Task directions: Update the material below by replacing every "contents-item" with "contents-entry" and keeping everything else the same.

Records shown:
-=-=-=-=-
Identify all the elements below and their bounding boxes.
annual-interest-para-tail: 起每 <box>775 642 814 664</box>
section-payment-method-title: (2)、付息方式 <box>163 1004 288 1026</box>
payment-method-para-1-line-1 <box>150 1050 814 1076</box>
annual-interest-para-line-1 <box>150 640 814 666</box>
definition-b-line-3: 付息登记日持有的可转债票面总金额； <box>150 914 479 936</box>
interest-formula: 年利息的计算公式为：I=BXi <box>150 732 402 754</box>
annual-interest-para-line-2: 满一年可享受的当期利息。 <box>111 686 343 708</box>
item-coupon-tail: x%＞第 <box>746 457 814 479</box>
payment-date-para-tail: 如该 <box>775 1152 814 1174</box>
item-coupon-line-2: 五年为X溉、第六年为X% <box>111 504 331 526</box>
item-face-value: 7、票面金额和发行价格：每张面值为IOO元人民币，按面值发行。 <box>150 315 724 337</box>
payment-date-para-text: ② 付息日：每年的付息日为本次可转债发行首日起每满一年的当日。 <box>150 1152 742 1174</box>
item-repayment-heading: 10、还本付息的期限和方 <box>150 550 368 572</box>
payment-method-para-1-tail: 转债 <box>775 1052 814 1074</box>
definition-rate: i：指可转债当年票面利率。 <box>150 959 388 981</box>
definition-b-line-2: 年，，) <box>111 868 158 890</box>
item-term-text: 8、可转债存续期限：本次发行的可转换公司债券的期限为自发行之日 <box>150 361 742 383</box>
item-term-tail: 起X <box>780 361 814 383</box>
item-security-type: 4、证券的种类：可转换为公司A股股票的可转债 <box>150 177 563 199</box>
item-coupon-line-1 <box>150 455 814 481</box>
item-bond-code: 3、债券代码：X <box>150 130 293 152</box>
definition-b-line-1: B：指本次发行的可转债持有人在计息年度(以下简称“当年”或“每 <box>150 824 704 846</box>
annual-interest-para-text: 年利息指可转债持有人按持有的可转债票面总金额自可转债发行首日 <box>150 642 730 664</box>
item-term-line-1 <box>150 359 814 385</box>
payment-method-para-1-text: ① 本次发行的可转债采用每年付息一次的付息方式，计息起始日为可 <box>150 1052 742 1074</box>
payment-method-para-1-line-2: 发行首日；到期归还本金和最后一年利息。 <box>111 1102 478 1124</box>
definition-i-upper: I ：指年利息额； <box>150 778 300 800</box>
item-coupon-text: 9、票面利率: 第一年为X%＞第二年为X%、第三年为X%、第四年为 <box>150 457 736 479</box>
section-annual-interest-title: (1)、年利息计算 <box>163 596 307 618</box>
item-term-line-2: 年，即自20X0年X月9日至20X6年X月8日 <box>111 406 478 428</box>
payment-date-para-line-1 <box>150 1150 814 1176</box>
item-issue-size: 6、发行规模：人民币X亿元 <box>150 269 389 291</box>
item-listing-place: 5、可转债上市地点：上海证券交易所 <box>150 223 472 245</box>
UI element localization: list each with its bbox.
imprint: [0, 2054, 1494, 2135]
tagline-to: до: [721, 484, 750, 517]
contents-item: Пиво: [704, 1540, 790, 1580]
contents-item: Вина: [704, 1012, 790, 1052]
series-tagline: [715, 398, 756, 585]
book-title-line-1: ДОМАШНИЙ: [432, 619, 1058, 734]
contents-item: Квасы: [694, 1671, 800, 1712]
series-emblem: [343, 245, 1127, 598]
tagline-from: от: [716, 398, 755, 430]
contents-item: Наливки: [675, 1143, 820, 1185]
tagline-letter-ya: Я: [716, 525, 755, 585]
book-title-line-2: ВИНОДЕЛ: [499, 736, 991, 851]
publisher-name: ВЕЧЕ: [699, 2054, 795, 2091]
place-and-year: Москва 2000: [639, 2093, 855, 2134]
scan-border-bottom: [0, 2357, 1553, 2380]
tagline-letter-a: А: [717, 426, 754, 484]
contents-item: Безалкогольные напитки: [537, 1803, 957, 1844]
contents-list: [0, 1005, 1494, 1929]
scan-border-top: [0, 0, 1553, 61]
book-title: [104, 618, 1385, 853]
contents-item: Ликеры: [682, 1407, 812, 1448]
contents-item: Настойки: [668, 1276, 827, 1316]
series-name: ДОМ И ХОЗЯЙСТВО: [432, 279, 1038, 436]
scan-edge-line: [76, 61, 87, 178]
-=-=-=-=-
Worked solution:
Identify all the elements below and their bounding boxes.
annual-interest-para-tail: 起每 <box>775 642 814 664</box>
section-payment-method-title: (2)、付息方式 <box>163 1004 288 1026</box>
payment-method-para-1-line-1 <box>150 1050 814 1076</box>
annual-interest-para-line-1 <box>150 640 814 666</box>
definition-b-line-3: 付息登记日持有的可转债票面总金额； <box>150 914 479 936</box>
interest-formula: 年利息的计算公式为：I=BXi <box>150 732 402 754</box>
annual-interest-para-line-2: 满一年可享受的当期利息。 <box>111 686 343 708</box>
item-coupon-tail: x%＞第 <box>746 457 814 479</box>
payment-date-para-tail: 如该 <box>775 1152 814 1174</box>
item-coupon-line-2: 五年为X溉、第六年为X% <box>111 504 331 526</box>
item-face-value: 7、票面金额和发行价格：每张面值为IOO元人民币，按面值发行。 <box>150 315 724 337</box>
payment-date-para-text: ② 付息日：每年的付息日为本次可转债发行首日起每满一年的当日。 <box>150 1152 742 1174</box>
item-repayment-heading: 10、还本付息的期限和方 <box>150 550 368 572</box>
payment-method-para-1-tail: 转债 <box>775 1052 814 1074</box>
definition-rate: i：指可转债当年票面利率。 <box>150 959 388 981</box>
definition-b-line-2: 年，，) <box>111 868 158 890</box>
item-term-text: 8、可转债存续期限：本次发行的可转换公司债券的期限为自发行之日 <box>150 361 742 383</box>
item-term-tail: 起X <box>780 361 814 383</box>
item-security-type: 4、证券的种类：可转换为公司A股股票的可转债 <box>150 177 563 199</box>
item-coupon-line-1 <box>150 455 814 481</box>
item-bond-code: 3、债券代码：X <box>150 130 293 152</box>
definition-b-line-1: B：指本次发行的可转债持有人在计息年度(以下简称“当年”或“每 <box>150 824 704 846</box>
annual-interest-para-text: 年利息指可转债持有人按持有的可转债票面总金额自可转债发行首日 <box>150 642 730 664</box>
item-term-line-1 <box>150 359 814 385</box>
payment-method-para-1-text: ① 本次发行的可转债采用每年付息一次的付息方式，计息起始日为可 <box>150 1052 742 1074</box>
payment-method-para-1-line-2: 发行首日；到期归还本金和最后一年利息。 <box>111 1102 478 1124</box>
definition-i-upper: I ：指年利息额； <box>150 778 300 800</box>
item-coupon-text: 9、票面利率: 第一年为X%＞第二年为X%、第三年为X%、第四年为 <box>150 457 736 479</box>
section-annual-interest-title: (1)、年利息计算 <box>163 596 307 618</box>
item-term-line-2: 年，即自20X0年X月9日至20X6年X月8日 <box>111 406 478 428</box>
payment-date-para-line-1 <box>150 1150 814 1176</box>
item-issue-size: 6、发行规模：人民币X亿元 <box>150 269 389 291</box>
item-listing-place: 5、可转债上市地点：上海证券交易所 <box>150 223 472 245</box>
UI element localization: list each with its bbox.
imprint: [0, 2054, 1494, 2135]
tagline-to: до: [721, 484, 750, 517]
contents-entry: Пиво: [704, 1540, 790, 1580]
contents-entry: Вина: [704, 1012, 790, 1052]
series-tagline: [715, 398, 756, 585]
book-title-line-1: ДОМАШНИЙ: [432, 619, 1058, 734]
contents-entry: Квасы: [694, 1671, 800, 1712]
series-emblem: [343, 245, 1127, 598]
tagline-from: от: [716, 398, 755, 430]
contents-entry: Наливки: [675, 1143, 820, 1185]
tagline-letter-ya: Я: [716, 525, 755, 585]
book-title-line-2: ВИНОДЕЛ: [499, 736, 991, 851]
publisher-name: ВЕЧЕ: [699, 2054, 795, 2091]
place-and-year: Москва 2000: [639, 2093, 855, 2134]
scan-border-bottom: [0, 2357, 1553, 2380]
tagline-letter-a: А: [717, 426, 754, 484]
contents-entry: Безалкогольные напитки: [537, 1803, 957, 1844]
contents-list: [0, 1005, 1494, 1929]
scan-border-top: [0, 0, 1553, 61]
book-title: [104, 618, 1385, 853]
contents-entry: Ликеры: [682, 1407, 812, 1448]
contents-entry: Настойки: [668, 1276, 827, 1316]
series-name: ДОМ И ХОЗЯЙСТВО: [432, 279, 1038, 436]
scan-edge-line: [76, 61, 87, 178]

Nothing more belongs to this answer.